- [Goal]
Of the lines in the entries, how many hold the word "text"? Give that number alone.

Extracted data entries
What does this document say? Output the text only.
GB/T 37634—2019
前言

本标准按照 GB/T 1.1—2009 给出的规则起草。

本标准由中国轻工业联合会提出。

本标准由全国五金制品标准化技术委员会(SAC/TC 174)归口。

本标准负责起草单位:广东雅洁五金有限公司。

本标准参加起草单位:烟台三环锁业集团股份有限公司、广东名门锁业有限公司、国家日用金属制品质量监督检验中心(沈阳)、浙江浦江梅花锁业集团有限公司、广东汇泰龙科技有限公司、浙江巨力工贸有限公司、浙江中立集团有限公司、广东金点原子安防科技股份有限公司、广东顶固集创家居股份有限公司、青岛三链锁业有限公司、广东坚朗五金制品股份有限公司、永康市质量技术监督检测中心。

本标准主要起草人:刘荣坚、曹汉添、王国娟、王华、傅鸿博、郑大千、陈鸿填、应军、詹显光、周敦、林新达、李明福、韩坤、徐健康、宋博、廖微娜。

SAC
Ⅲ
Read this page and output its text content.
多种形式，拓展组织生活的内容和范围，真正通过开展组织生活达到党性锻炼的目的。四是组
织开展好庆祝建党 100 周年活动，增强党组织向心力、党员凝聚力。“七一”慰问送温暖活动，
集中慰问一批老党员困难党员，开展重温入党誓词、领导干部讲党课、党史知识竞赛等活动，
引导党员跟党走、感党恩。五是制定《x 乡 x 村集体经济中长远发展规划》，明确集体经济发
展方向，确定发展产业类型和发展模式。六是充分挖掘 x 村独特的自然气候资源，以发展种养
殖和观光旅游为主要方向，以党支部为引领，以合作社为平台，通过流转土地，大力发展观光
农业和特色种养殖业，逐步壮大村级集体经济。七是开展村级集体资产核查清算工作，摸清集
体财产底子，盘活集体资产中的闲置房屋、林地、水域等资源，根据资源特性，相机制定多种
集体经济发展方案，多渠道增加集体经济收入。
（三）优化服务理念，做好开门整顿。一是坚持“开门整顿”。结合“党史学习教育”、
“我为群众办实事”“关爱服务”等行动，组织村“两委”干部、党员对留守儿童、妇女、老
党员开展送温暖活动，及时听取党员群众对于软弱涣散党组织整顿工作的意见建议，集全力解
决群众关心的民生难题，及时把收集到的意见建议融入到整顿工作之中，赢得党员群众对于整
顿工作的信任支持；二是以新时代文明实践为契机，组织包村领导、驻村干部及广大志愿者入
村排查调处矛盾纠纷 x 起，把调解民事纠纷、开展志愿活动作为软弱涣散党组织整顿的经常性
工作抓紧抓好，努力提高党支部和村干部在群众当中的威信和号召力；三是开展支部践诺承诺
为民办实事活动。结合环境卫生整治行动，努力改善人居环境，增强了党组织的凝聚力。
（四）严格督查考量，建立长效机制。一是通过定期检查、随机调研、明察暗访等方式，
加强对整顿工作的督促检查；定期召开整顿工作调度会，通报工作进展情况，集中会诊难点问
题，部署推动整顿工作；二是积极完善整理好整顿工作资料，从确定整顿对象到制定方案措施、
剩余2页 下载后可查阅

- [Response]
2